§ **Exercise requirements**: Print the listing below exactly.

§ **Dataset records**:
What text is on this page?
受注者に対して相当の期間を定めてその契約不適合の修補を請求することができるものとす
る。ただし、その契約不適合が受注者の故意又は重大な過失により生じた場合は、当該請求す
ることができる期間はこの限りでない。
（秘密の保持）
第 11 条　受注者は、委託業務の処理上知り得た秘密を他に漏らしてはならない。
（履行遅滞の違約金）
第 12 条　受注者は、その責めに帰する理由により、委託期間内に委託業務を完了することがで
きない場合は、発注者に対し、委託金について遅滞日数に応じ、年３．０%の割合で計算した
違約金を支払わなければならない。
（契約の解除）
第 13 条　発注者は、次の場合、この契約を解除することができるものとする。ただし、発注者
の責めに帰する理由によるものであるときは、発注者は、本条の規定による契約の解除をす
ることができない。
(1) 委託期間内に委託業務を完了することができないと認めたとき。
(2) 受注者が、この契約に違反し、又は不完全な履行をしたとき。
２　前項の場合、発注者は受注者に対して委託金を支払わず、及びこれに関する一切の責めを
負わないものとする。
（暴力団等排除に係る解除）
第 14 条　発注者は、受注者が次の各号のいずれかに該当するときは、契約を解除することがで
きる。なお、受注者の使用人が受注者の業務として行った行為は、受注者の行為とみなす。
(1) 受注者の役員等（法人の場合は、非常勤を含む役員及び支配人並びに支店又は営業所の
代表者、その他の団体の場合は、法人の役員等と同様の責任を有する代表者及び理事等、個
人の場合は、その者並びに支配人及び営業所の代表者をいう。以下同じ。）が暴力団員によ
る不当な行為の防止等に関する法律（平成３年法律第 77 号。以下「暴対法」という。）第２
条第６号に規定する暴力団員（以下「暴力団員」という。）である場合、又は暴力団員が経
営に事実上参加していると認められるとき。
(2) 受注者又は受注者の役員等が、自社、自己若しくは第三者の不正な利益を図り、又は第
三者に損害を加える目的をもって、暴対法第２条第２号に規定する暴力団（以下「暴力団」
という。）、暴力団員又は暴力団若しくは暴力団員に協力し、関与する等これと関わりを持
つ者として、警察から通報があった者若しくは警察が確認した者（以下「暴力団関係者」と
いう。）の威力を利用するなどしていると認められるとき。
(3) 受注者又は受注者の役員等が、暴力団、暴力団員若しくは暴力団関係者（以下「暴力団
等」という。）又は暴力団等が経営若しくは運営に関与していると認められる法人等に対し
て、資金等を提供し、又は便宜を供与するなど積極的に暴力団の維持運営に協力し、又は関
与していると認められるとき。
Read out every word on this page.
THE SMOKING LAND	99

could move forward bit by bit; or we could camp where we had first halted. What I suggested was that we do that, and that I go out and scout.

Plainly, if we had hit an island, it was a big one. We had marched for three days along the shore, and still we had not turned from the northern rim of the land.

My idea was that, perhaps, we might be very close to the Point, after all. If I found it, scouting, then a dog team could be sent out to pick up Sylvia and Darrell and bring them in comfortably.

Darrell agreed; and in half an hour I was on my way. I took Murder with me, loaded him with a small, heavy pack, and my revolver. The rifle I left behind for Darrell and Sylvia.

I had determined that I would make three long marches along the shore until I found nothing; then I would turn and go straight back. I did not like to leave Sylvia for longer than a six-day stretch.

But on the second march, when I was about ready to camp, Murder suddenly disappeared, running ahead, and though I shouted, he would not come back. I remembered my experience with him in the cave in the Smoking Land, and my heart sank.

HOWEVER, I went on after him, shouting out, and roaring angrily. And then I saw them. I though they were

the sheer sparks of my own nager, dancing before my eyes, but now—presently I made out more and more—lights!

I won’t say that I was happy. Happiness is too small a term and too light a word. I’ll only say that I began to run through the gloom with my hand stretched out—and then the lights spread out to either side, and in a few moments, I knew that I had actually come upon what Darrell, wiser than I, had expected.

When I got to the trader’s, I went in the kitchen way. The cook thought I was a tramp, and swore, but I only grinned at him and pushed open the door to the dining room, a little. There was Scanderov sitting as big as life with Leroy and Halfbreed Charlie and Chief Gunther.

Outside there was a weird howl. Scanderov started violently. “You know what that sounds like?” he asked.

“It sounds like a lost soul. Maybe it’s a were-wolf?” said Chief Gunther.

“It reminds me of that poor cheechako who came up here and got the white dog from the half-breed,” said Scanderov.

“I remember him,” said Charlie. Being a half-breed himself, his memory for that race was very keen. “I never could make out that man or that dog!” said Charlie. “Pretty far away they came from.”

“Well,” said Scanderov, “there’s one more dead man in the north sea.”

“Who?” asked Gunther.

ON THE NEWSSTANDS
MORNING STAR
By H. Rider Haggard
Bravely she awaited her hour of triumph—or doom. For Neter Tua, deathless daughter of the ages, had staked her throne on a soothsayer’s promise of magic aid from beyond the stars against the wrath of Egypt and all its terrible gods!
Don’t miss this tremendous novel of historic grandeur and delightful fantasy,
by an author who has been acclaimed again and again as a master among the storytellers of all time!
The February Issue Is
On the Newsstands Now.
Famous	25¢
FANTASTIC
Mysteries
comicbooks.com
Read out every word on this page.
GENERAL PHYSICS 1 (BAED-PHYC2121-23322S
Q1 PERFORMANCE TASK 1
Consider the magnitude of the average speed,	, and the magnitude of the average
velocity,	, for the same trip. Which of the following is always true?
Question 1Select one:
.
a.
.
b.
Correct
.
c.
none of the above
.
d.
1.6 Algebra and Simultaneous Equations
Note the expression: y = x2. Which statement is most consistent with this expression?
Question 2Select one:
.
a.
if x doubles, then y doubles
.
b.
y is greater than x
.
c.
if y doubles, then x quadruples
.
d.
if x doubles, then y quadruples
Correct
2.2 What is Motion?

§ **The answer**:
What text is on this page?
受注者に対して相当の期間を定めてその契約不適合の修補を請求することができるものとす
る。ただし、その契約不適合が受注者の故意又は重大な過失により生じた場合は、当該請求す
ることができる期間はこの限りでない。
（秘密の保持）
第 11 条　受注者は、委託業務の処理上知り得た秘密を他に漏らしてはならない。
（履行遅滞の違約金）
第 12 条　受注者は、その責めに帰する理由により、委託期間内に委託業務を完了することがで
きない場合は、発注者に対し、委託金について遅滞日数に応じ、年３．０%の割合で計算した
違約金を支払わなければならない。
（契約の解除）
第 13 条　発注者は、次の場合、この契約を解除することができるものとする。ただし、発注者
の責めに帰する理由によるものであるときは、発注者は、本条の規定による契約の解除をす
ることができない。
(1) 委託期間内に委託業務を完了することができないと認めたとき。
(2) 受注者が、この契約に違反し、又は不完全な履行をしたとき。
２　前項の場合、発注者は受注者に対して委託金を支払わず、及びこれに関する一切の責めを
負わないものとする。
（暴力団等排除に係る解除）
第 14 条　発注者は、受注者が次の各号のいずれかに該当するときは、契約を解除することがで
きる。なお、受注者の使用人が受注者の業務として行った行為は、受注者の行為とみなす。
(1) 受注者の役員等（法人の場合は、非常勤を含む役員及び支配人並びに支店又は営業所の
代表者、その他の団体の場合は、法人の役員等と同様の責任を有する代表者及び理事等、個
人の場合は、その者並びに支配人及び営業所の代表者をいう。以下同じ。）が暴力団員によ
る不当な行為の防止等に関する法律（平成３年法律第 77 号。以下「暴対法」という。）第２
条第６号に規定する暴力団員（以下「暴力団員」という。）である場合、又は暴力団員が経
営に事実上参加していると認められるとき。
(2) 受注者又は受注者の役員等が、自社、自己若しくは第三者の不正な利益を図り、又は第
三者に損害を加える目的をもって、暴対法第２条第２号に規定する暴力団（以下「暴力団」
という。）、暴力団員又は暴力団若しくは暴力団員に協力し、関与する等これと関わりを持
つ者として、警察から通報があった者若しくは警察が確認した者（以下「暴力団関係者」と
いう。）の威力を利用するなどしていると認められるとき。
(3) 受注者又は受注者の役員等が、暴力団、暴力団員若しくは暴力団関係者（以下「暴力団
等」という。）又は暴力団等が経営若しくは運営に関与していると認められる法人等に対し
て、資金等を提供し、又は便宜を供与するなど積極的に暴力団の維持運営に協力し、又は関
与していると認められるとき。
Read out every word on this page.
THE SMOKING LAND	99

could move forward bit by bit; or we could camp where we had first halted. What I suggested was that we do that, and that I go out and scout.

Plainly, if we had hit an island, it was a big one. We had marched for three days along the shore, and still we had not turned from the northern rim of the land.

My idea was that, perhaps, we might be very close to the Point, after all. If I found it, scouting, then a dog team could be sent out to pick up Sylvia and Darrell and bring them in comfortably.

Darrell agreed; and in half an hour I was on my way. I took Murder with me, loaded him with a small, heavy pack, and my revolver. The rifle I left behind for Darrell and Sylvia.

I had determined that I would make three long marches along the shore until I found nothing; then I would turn and go straight back. I did not like to leave Sylvia for longer than a six-day stretch.

But on the second march, when I was about ready to camp, Murder suddenly disappeared, running ahead, and though I shouted, he would not come back. I remembered my experience with him in the cave in the Smoking Land, and my heart sank.

HOWEVER, I went on after him, shouting out, and roaring angrily. And then I saw them. I though they were

the sheer sparks of my own nager, dancing before my eyes, but now—presently I made out more and more—lights!

I won’t say that I was happy. Happiness is too small a term and too light a word. I’ll only say that I began to run through the gloom with my hand stretched out—and then the lights spread out to either side, and in a few moments, I knew that I had actually come upon what Darrell, wiser than I, had expected.

When I got to the trader’s, I went in the kitchen way. The cook thought I was a tramp, and swore, but I only grinned at him and pushed open the door to the dining room, a little. There was Scanderov sitting as big as life with Leroy and Halfbreed Charlie and Chief Gunther.

Outside there was a weird howl. Scanderov started violently. “You know what that sounds like?” he asked.

“It sounds like a lost soul. Maybe it’s a were-wolf?” said Chief Gunther.

“It reminds me of that poor cheechako who came up here and got the white dog from the half-breed,” said Scanderov.

“I remember him,” said Charlie. Being a half-breed himself, his memory for that race was very keen. “I never could make out that man or that dog!” said Charlie. “Pretty far away they came from.”

“Well,” said Scanderov, “there’s one more dead man in the north sea.”

“Who?” asked Gunther.

ON THE NEWSSTANDS
MORNING STAR
By H. Rider Haggard
Bravely she awaited her hour of triumph—or doom. For Neter Tua, deathless daughter of the ages, had staked her throne on a soothsayer’s promise of magic aid from beyond the stars against the wrath of Egypt and all its terrible gods!
Don’t miss this tremendous novel of historic grandeur and delightful fantasy,
by an author who has been acclaimed again and again as a master among the storytellers of all time!
The February Issue Is
On the Newsstands Now.
Famous	25¢
FANTASTIC
Mysteries
comicbooks.com
Read out every word on this page.
GENERAL PHYSICS 1 (BAED-PHYC2121-23322S
Q1 PERFORMANCE TASK 1
Consider the magnitude of the average speed,	, and the magnitude of the average
velocity,	, for the same trip. Which of the following is always true?
Question 1Select one:
.
a.
.
b.
Correct
.
c.
none of the above
.
d.
1.6 Algebra and Simultaneous Equations
Note the expression: y = x2. Which statement is most consistent with this expression?
Question 2Select one:
.
a.
if x doubles, then y doubles
.
b.
y is greater than x
.
c.
if y doubles, then x quadruples
.
d.
if x doubles, then y quadruples
Correct
2.2 What is Motion?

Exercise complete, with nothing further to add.